RECORDS PROVIDED
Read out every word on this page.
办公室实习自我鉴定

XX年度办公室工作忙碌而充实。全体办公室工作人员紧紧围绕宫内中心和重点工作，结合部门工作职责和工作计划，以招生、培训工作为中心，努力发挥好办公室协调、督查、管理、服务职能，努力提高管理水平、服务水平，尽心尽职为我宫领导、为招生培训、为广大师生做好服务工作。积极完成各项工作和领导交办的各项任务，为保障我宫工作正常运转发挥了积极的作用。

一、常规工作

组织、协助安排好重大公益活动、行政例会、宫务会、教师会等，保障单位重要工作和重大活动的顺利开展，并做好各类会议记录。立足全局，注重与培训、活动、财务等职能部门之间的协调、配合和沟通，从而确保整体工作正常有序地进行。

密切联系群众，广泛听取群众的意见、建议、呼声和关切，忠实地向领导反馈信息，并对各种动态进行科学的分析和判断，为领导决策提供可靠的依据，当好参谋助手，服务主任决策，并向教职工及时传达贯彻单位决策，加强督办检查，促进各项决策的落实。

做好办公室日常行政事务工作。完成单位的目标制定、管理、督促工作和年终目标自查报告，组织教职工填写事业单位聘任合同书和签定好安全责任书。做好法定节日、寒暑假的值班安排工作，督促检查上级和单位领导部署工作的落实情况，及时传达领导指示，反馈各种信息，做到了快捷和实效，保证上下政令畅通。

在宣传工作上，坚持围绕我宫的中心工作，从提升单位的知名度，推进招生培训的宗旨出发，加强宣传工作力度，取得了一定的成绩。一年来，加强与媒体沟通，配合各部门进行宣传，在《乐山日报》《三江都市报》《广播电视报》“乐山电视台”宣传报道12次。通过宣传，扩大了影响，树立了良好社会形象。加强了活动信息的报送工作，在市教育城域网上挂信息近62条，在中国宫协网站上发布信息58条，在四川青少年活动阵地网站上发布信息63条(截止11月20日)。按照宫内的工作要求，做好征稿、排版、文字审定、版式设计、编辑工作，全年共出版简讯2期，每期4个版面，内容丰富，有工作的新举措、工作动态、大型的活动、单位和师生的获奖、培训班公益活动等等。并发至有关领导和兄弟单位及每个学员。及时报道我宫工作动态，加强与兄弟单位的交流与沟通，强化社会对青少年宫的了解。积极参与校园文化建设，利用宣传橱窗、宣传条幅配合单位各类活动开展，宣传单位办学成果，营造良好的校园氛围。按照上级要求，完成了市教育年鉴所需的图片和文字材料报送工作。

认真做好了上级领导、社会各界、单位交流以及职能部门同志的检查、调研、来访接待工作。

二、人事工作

GIVEN EXERCISE
Reproduce the listing above verbatim, from first line to last.

FINISHED TASK
Read out every word on this page.
办公室实习自我鉴定

XX年度办公室工作忙碌而充实。全体办公室工作人员紧紧围绕宫内中心和重点工作，结合部门工作职责和工作计划，以招生、培训工作为中心，努力发挥好办公室协调、督查、管理、服务职能，努力提高管理水平、服务水平，尽心尽职为我宫领导、为招生培训、为广大师生做好服务工作。积极完成各项工作和领导交办的各项任务，为保障我宫工作正常运转发挥了积极的作用。

一、常规工作

组织、协助安排好重大公益活动、行政例会、宫务会、教师会等，保障单位重要工作和重大活动的顺利开展，并做好各类会议记录。立足全局，注重与培训、活动、财务等职能部门之间的协调、配合和沟通，从而确保整体工作正常有序地进行。

密切联系群众，广泛听取群众的意见、建议、呼声和关切，忠实地向领导反馈信息，并对各种动态进行科学的分析和判断，为领导决策提供可靠的依据，当好参谋助手，服务主任决策，并向教职工及时传达贯彻单位决策，加强督办检查，促进各项决策的落实。

做好办公室日常行政事务工作。完成单位的目标制定、管理、督促工作和年终目标自查报告，组织教职工填写事业单位聘任合同书和签定好安全责任书。做好法定节日、寒暑假的值班安排工作，督促检查上级和单位领导部署工作的落实情况，及时传达领导指示，反馈各种信息，做到了快捷和实效，保证上下政令畅通。

在宣传工作上，坚持围绕我宫的中心工作，从提升单位的知名度，推进招生培训的宗旨出发，加强宣传工作力度，取得了一定的成绩。一年来，加强与媒体沟通，配合各部门进行宣传，在《乐山日报》《三江都市报》《广播电视报》“乐山电视台”宣传报道12次。通过宣传，扩大了影响，树立了良好社会形象。加强了活动信息的报送工作，在市教育城域网上挂信息近62条，在中国宫协网站上发布信息58条，在四川青少年活动阵地网站上发布信息63条(截止11月20日)。按照宫内的工作要求，做好征稿、排版、文字审定、版式设计、编辑工作，全年共出版简讯2期，每期4个版面，内容丰富，有工作的新举措、工作动态、大型的活动、单位和师生的获奖、培训班公益活动等等。并发至有关领导和兄弟单位及每个学员。及时报道我宫工作动态，加强与兄弟单位的交流与沟通，强化社会对青少年宫的了解。积极参与校园文化建设，利用宣传橱窗、宣传条幅配合单位各类活动开展，宣传单位办学成果，营造良好的校园氛围。按照上级要求，完成了市教育年鉴所需的图片和文字材料报送工作。

认真做好了上级领导、社会各界、单位交流以及职能部门同志的检查、调研、来访接待工作。

二、人事工作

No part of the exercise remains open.